## begin Excerpted text

The factor for CoC, circle of confusion, is _*c*_. It is effectively arbitrary. One does not necessarily know what the final output size of their photo will be in the end, or even if there may be multiple output sizes. If one wishes to be as concrete as possible, the CoC is physically limited by pixel size. To be "safe" when using a bayer type sensor, one should usually use a CoC that is at least twice the pixel pitch to account for the uneven sampling. Because of the even sparser nature of red and blue pixels relative to green, and due to the fact that an AA filter is usually used, it is better to use a CoC roughly three times the pixel pitch. That would be the only truly concrete definition of CoC for any given sensor.

Assuming one uses the *pixel pitch x3* for CoC, then that greatly simplifies the initial argument, and do away with the notion of a reference print size. One could assume that the pixel pitch for a FF sensor and an APS-C sensor are identical. If that is the case, then one could photograph the same subject with the same lens at the same distance with both sensors, crop the FF to the same image dimensions as the APS-C, and the depth of field will be 100% identical in every respect, regardless of what size the images are scaled to. Therefor, depth of field has nothing to do with crop factor or field of view. 

Nor, for that matter, does it really have anything to do with a _reference print size_. I would also offer the argument that even in print, as print size increases, so too does the most comfortable viewing distance. If you have the luxury of 80mp of MFD goodness, you might be able to print a highly detailed photo in an immense 40x60" size at 360ppi, drawing your viewers to within a few feet to examine all the detail. It you are incredibly meticulous, careful scaling might eek out enough detail do do something similar from something like the D800 or a hypothetical 40-50mp Canon FF. Generally speaking, as print size increases ppi drops, and so too does the viewers desire to stand back farther and farther to take the whole thing in. As visual acuity is also a function of distance, CoC could, for all intents and purposes, be a constant...and therefor a non-factor when one needs to determine their depth of field. You can pick whatever CoC your "comfortable" with, use that same value every time you compute DoF...at which point the formula above proves the point once and for all.

I guess therefor that one could then state that DoF is, by definition, purely a function of the lens and *relative to viewing distance of the final output*, _*at the time the photo is taken*_.


----------



## Pi (Aug 7, 2013)

## end Excerpted text
## begin Information provided

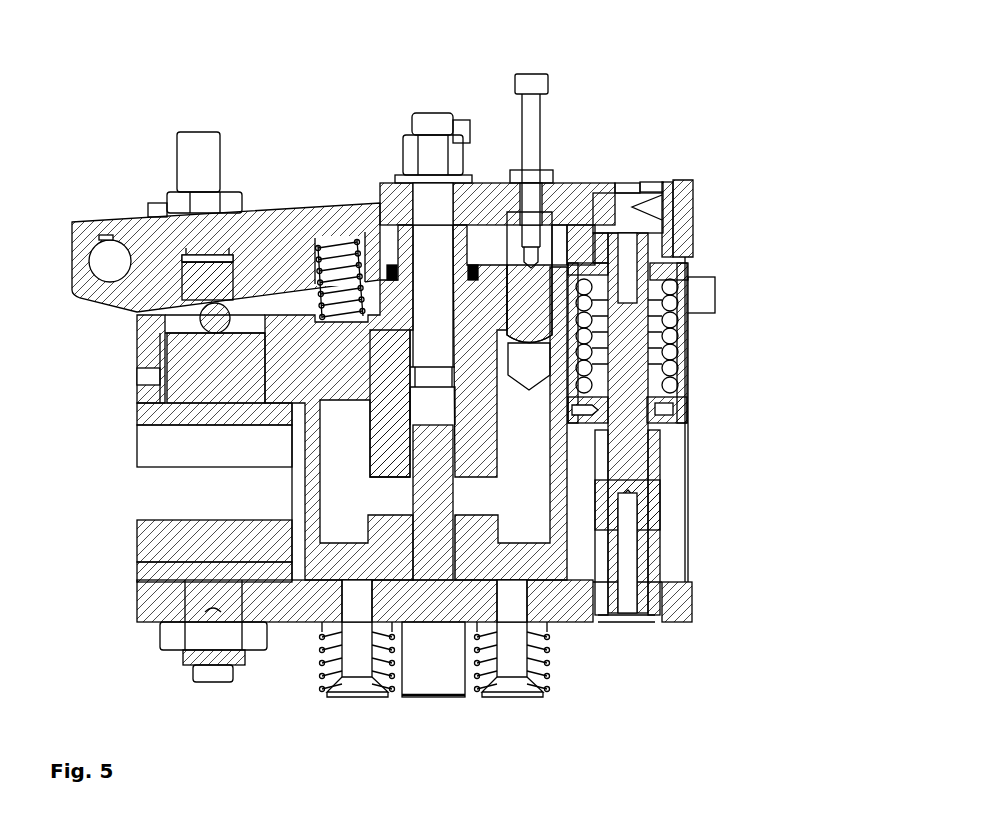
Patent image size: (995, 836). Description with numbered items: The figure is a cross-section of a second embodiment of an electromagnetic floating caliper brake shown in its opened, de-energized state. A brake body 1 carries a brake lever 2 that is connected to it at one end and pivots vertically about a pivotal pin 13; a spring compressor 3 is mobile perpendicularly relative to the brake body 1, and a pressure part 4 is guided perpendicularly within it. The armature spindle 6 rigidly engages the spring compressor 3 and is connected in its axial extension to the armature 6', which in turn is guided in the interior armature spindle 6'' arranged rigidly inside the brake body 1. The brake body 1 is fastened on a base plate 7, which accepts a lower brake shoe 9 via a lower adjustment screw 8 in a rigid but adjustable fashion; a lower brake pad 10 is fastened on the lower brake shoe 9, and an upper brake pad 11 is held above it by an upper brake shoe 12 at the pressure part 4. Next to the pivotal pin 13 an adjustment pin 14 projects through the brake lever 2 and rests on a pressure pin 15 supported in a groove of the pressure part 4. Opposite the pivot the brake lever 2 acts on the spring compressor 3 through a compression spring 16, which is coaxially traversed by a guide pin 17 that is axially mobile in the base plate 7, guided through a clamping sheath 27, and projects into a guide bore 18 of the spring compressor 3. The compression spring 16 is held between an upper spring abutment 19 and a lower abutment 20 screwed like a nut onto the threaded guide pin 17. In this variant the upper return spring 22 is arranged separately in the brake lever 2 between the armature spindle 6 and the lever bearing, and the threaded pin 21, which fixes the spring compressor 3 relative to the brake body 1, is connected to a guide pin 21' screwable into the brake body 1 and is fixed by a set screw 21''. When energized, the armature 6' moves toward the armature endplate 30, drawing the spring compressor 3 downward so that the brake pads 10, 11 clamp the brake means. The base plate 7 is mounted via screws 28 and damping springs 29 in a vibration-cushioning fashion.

## end Information provided

What is being asked — Pick up the forum thread on depth of field and circle of confusion at the point where it ends, and keep writing.

Result of this task —
neuroanatomist said:


> @ Pi - diagrams are intended to present a simplified view to aid in understanding. The idea is that you then extrapolate to gain a complete understanding. Are all of your camera lenses a single, biconvex element? Mine aren't.



Oh, that is the problem? Here is another image again, a random hit:







Wrong again? source: http://photographylife.com/how-phase-detection-autofocus-works



> News flash - crop sensors don't directly result in deeper DoF any more than wide angle lenses have a deeper DoF.



I did agree on that back in that thread, I see no reason to change the topic.


----------



## kaihp (Aug 7, 2013)

jrista said:


> neuroanatomist said:
> 
> 
> > jrista said:
> ...



As far as I know, it's not that actual growing of the Silicon ingots to 300mm (or 450mm for that matter) that is the yield/cost issue. Getting very high quality and uniform ingots has always been extremely important to high-voltage devices (think kilo-Volts), because spikes in dopant concentration can result in avalanche-type catastrophic breakdowns (leading to the magic blue smoke leaving the devices in spectacular ways).

It's the yield of the manufacturing processes for everything you on the base wafer that matter (diffusion, implants, etching, photo lithography, metallization etc).

The problem for the jump to 450mm wafers is that you need the entire infrastructure of a fab to be in place: steppers, aligners, photo lithography, and so on. It's so expensive to develop, that basically the entire IC industry needs to coordinate around it; it's not enough that Intel or TSMC (or both) says "hey, we want to do 450mm now" and presto! they have it.


----------



## jrista (Aug 7, 2013)

kaihp said:


> jrista said:
> 
> 
> > neuroanatomist said:
> ...



Agreed on the last part...it is an industry-wide resistance to migrating to larger wafers. New fabs are built at an increasing rate, however, as more IC devices are used in an ever increasing array of applications. I figure someone would have put the money into building a new fab capable of 450mm by now...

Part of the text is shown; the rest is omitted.